- Description of the task -
Write out the lines from the line containing "What text is on this page?" through the final line of the listing below, exactly, omitting every other line.

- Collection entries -
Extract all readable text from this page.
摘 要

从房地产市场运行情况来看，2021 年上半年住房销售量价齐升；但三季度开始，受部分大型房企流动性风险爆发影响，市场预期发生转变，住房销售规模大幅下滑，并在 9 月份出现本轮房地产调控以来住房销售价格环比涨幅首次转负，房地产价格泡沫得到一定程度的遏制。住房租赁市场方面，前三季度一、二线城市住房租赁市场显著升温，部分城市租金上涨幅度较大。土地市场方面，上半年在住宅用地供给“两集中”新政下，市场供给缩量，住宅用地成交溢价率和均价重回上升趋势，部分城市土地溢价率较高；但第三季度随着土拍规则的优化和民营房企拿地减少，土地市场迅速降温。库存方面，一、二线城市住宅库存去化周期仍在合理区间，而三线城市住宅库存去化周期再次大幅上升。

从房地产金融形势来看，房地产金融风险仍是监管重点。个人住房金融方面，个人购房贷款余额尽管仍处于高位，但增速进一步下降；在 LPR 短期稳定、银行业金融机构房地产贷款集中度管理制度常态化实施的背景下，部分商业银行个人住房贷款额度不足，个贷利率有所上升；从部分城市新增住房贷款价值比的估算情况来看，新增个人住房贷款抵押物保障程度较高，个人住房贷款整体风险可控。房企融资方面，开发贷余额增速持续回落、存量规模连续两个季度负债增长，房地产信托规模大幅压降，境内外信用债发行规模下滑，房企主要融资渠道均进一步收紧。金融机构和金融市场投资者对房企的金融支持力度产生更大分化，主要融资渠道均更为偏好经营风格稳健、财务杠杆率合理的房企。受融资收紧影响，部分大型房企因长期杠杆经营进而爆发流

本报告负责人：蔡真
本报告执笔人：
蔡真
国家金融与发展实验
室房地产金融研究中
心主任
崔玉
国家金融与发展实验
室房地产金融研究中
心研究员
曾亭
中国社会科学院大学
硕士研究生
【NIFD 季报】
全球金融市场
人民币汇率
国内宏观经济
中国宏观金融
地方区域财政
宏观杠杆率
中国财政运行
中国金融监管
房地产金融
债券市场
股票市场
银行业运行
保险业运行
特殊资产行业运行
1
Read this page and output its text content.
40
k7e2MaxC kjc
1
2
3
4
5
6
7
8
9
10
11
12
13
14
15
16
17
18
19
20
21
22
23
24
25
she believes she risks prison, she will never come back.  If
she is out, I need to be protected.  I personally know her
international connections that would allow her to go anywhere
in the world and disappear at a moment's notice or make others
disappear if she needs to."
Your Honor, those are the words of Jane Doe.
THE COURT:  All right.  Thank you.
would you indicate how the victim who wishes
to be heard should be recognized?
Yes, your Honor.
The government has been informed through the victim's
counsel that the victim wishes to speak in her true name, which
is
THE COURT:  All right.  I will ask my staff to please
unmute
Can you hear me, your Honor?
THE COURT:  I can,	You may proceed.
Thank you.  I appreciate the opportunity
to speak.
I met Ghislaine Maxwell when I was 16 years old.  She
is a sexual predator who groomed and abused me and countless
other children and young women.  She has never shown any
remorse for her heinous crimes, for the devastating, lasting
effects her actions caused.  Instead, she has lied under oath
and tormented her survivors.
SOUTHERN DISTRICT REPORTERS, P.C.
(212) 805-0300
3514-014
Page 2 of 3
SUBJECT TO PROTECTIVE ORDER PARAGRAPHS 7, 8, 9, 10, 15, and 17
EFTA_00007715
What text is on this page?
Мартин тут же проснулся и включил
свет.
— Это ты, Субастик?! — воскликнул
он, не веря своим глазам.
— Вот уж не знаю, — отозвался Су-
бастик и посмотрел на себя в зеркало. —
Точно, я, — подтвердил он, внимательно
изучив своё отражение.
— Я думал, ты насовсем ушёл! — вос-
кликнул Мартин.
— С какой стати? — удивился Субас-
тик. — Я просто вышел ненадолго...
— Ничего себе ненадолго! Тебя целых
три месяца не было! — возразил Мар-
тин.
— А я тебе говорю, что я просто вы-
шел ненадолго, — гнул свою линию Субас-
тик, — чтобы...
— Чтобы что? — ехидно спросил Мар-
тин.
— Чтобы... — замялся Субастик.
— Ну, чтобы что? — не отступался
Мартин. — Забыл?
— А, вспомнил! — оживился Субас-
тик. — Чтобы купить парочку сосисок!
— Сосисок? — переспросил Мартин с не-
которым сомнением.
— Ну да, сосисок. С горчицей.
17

- Solution for this task -
What text is on this page?
Мартин тут же проснулся и включил
свет.
— Это ты, Субастик?! — воскликнул
он, не веря своим глазам.
— Вот уж не знаю, — отозвался Су-
бастик и посмотрел на себя в зеркало. —
Точно, я, — подтвердил он, внимательно
изучив своё отражение.
— Я думал, ты насовсем ушёл! — вос-
кликнул Мартин.
— С какой стати? — удивился Субас-
тик. — Я просто вышел ненадолго...
— Ничего себе ненадолго! Тебя целых
три месяца не было! — возразил Мар-
тин.
— А я тебе говорю, что я просто вы-
шел ненадолго, — гнул свою линию Субас-
тик, — чтобы...
— Чтобы что? — ехидно спросил Мар-
тин.
— Чтобы... — замялся Субастик.
— Ну, чтобы что? — не отступался
Мартин. — Забыл?
— А, вспомнил! — оживился Субас-
тик. — Чтобы купить парочку сосисок!
— Сосисок? — переспросил Мартин с не-
которым сомнением.
— Ну да, сосисок. С горчицей.
17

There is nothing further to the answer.